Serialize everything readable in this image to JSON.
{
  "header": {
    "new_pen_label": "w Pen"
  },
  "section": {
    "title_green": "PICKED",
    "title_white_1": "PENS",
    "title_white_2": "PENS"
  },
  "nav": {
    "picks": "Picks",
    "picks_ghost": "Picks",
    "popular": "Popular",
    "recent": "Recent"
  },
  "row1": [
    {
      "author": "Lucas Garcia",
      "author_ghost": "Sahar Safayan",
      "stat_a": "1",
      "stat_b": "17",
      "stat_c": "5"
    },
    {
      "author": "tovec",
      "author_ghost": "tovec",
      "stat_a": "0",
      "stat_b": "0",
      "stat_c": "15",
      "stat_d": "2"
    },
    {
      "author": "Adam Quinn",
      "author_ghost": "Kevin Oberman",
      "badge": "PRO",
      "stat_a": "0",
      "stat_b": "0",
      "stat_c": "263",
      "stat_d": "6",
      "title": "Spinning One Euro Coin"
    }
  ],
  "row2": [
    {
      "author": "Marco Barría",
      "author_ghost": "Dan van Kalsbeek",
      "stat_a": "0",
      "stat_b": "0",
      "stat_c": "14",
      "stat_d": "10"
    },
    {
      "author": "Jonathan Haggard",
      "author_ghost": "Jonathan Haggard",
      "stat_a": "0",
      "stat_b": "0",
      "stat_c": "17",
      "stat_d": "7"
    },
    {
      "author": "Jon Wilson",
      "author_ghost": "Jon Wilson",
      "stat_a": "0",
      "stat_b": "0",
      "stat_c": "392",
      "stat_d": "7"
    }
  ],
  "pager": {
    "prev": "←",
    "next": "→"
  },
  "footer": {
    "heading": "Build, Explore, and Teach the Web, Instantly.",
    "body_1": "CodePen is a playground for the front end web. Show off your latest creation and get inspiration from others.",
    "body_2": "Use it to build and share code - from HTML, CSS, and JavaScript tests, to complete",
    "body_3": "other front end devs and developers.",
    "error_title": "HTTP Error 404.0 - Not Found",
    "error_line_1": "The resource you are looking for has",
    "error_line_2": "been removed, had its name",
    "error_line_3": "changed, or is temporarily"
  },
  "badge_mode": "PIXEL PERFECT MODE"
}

--

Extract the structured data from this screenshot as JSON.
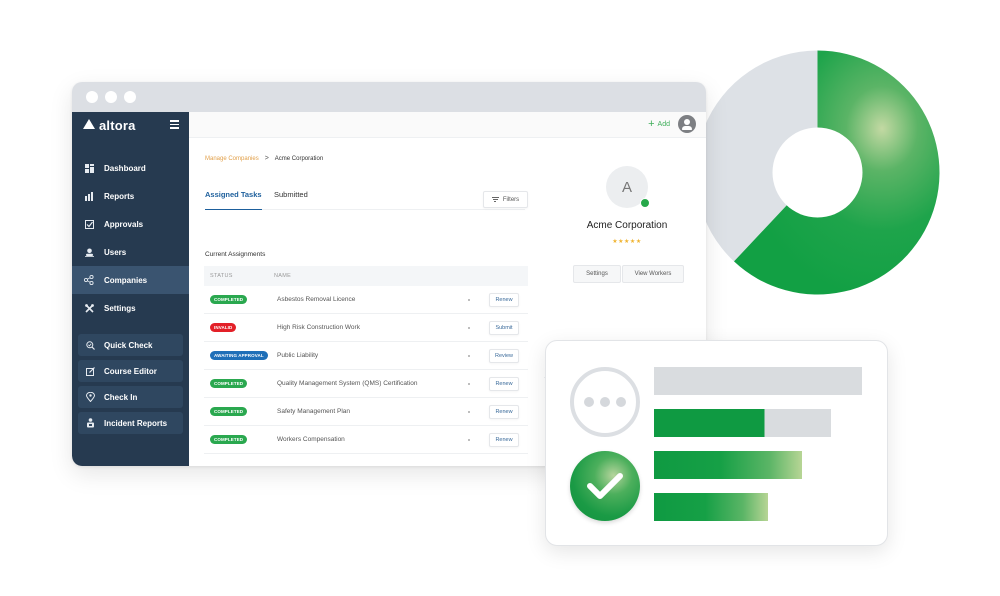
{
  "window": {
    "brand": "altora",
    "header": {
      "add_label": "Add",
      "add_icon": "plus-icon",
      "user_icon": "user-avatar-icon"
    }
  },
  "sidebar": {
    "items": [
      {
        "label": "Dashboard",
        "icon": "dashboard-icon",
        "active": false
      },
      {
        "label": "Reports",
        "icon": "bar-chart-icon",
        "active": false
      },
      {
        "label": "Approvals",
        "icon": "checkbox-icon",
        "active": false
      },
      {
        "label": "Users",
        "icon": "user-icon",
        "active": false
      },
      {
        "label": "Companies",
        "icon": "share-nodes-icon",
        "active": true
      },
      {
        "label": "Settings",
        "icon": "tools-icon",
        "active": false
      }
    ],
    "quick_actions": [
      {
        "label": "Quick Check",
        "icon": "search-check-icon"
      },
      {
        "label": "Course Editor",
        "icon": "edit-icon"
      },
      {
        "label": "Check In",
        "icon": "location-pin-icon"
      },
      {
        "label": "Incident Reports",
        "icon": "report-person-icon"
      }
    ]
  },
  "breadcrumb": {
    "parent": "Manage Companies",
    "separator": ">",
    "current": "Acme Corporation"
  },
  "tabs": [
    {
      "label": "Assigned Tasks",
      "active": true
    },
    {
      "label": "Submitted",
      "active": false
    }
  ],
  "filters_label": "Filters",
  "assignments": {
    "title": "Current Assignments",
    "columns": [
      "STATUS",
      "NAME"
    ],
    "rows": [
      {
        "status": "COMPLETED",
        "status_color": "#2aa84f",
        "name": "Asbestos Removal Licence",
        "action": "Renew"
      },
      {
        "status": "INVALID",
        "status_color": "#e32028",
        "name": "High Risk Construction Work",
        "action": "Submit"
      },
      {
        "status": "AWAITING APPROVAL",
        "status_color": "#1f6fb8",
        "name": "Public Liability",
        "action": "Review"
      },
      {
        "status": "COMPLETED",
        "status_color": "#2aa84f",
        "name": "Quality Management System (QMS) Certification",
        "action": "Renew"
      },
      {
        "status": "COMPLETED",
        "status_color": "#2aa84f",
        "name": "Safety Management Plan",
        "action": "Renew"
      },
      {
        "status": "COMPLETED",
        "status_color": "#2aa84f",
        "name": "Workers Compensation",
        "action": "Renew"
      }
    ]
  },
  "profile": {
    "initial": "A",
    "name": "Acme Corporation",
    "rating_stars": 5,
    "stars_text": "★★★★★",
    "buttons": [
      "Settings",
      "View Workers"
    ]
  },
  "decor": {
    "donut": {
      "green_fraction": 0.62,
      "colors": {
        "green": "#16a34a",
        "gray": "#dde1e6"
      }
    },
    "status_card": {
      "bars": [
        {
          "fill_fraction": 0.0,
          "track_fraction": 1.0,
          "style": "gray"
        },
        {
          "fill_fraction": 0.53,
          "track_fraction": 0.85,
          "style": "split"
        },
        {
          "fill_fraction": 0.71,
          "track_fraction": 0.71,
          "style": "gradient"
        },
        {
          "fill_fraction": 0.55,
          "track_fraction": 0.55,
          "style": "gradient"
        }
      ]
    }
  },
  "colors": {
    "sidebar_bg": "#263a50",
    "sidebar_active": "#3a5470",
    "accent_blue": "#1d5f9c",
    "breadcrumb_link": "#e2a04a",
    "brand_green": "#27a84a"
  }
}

Directive:
List all lines holding the string "Companies".

The output:
        "label": "Companies",
    "parent": "Manage Companies",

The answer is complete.